*Given exercise:*
Please copy the records character for character, starting at their first line and ending with the line that contains "198, 1294, 277]". Include that line.

*Data shown:*
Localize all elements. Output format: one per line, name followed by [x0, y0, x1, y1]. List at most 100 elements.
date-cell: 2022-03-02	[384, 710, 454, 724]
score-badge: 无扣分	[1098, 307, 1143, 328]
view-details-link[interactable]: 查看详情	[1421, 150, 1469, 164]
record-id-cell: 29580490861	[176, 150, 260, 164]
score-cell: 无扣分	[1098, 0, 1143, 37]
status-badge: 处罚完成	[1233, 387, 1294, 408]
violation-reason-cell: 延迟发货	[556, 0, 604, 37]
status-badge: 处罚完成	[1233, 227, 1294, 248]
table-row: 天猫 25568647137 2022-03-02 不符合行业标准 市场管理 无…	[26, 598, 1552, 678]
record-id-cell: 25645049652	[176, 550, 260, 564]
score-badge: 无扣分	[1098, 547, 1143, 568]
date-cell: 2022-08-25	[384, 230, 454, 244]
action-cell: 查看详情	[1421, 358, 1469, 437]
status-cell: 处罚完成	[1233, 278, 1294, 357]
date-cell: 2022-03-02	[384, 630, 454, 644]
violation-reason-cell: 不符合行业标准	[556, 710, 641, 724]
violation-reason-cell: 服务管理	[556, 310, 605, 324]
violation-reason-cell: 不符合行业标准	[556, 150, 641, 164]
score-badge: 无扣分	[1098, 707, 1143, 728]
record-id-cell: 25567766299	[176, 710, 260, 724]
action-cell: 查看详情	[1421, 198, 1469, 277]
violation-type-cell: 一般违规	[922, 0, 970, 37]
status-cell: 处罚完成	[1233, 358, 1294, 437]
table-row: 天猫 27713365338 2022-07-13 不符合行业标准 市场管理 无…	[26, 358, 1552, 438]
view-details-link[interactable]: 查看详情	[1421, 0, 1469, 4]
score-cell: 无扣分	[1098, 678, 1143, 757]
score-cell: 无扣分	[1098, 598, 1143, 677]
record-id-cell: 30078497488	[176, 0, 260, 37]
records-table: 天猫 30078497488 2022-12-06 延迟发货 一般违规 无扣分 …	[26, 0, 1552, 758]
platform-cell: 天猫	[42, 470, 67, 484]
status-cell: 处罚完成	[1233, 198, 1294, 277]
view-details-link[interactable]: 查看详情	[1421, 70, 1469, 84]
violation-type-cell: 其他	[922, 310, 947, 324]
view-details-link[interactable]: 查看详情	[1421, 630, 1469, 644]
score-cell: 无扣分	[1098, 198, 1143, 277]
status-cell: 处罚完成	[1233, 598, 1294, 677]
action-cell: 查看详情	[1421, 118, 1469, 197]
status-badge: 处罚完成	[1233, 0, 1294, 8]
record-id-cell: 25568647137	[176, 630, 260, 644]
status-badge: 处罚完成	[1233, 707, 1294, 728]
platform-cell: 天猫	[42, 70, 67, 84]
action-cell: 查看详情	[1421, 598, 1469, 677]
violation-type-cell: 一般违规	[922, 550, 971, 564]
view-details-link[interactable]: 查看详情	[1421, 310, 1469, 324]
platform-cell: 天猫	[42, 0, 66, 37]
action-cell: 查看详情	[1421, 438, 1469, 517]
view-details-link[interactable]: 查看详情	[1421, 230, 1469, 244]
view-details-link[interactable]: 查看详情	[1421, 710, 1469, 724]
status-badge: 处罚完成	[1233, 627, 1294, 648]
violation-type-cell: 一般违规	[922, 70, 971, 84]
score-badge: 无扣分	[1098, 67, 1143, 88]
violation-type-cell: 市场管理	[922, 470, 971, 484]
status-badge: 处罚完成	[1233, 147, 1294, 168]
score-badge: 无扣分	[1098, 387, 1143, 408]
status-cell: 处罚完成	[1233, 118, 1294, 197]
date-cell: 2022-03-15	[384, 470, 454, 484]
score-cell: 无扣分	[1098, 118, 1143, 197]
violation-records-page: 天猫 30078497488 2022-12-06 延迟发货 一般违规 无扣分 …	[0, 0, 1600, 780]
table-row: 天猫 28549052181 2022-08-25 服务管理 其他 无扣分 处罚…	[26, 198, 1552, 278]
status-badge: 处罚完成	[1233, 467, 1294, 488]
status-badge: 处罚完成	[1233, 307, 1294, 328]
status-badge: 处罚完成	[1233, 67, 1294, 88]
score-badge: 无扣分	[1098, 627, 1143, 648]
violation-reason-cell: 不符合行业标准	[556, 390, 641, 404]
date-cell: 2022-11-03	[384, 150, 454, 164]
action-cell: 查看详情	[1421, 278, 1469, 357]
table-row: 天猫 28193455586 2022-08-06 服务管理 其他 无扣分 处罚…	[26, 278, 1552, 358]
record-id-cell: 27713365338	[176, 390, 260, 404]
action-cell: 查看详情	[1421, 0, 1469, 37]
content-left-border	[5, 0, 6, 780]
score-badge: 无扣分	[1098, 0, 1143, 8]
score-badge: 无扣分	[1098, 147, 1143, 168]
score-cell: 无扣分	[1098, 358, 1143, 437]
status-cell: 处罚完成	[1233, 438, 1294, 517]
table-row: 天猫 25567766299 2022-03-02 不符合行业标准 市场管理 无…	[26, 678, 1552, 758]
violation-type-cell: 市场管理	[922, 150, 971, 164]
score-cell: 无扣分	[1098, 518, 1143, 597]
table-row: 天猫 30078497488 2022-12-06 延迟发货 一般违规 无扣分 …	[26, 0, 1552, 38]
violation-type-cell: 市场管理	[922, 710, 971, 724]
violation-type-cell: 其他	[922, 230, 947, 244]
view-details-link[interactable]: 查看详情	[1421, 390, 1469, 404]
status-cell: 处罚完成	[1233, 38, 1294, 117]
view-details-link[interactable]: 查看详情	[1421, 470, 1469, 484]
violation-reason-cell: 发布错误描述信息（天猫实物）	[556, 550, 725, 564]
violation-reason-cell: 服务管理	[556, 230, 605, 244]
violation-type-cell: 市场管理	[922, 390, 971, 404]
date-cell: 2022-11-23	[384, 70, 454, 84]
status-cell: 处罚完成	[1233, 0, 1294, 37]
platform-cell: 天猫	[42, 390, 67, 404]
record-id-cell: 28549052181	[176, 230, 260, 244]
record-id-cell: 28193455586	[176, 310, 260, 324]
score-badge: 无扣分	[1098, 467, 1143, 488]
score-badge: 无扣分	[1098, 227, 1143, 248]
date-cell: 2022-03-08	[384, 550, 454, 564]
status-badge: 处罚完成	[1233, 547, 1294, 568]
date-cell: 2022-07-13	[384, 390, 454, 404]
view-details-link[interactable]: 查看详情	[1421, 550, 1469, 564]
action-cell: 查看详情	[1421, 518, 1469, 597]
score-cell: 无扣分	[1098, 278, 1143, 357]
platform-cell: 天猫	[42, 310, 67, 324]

*Exercise result:*
Localize all elements. Output format: one per line, name followed by [x0, y0, x1, y1]. List at most 100 elements.
date-cell: 2022-03-02	[384, 710, 454, 724]
score-badge: 无扣分	[1098, 307, 1143, 328]
view-details-link[interactable]: 查看详情	[1421, 150, 1469, 164]
record-id-cell: 29580490861	[176, 150, 260, 164]
score-cell: 无扣分	[1098, 0, 1143, 37]
status-badge: 处罚完成	[1233, 387, 1294, 408]
violation-reason-cell: 延迟发货	[556, 0, 604, 37]
status-badge: 处罚完成	[1233, 227, 1294, 248]
table-row: 天猫 25568647137 2022-03-02 不符合行业标准 市场管理 无…	[26, 598, 1552, 678]
record-id-cell: 25645049652	[176, 550, 260, 564]
score-badge: 无扣分	[1098, 547, 1143, 568]
date-cell: 2022-08-25	[384, 230, 454, 244]
action-cell: 查看详情	[1421, 358, 1469, 437]
status-cell: 处罚完成	[1233, 278, 1294, 357]
date-cell: 2022-03-02	[384, 630, 454, 644]
violation-reason-cell: 不符合行业标准	[556, 710, 641, 724]
violation-reason-cell: 服务管理	[556, 310, 605, 324]
violation-reason-cell: 不符合行业标准	[556, 150, 641, 164]
score-badge: 无扣分	[1098, 707, 1143, 728]
record-id-cell: 25567766299	[176, 710, 260, 724]
action-cell: 查看详情	[1421, 198, 1469, 277]
violation-type-cell: 一般违规	[922, 0, 970, 37]
status-cell: 处罚完成	[1233, 358, 1294, 437]
table-row: 天猫 27713365338 2022-07-13 不符合行业标准 市场管理 无…	[26, 358, 1552, 438]
view-details-link[interactable]: 查看详情	[1421, 0, 1469, 4]
score-cell: 无扣分	[1098, 678, 1143, 757]
score-cell: 无扣分	[1098, 598, 1143, 677]
record-id-cell: 30078497488	[176, 0, 260, 37]
records-table: 天猫 30078497488 2022-12-06 延迟发货 一般违规 无扣分 …	[26, 0, 1552, 758]
platform-cell: 天猫	[42, 470, 67, 484]
status-cell: 处罚完成	[1233, 198, 1294, 277]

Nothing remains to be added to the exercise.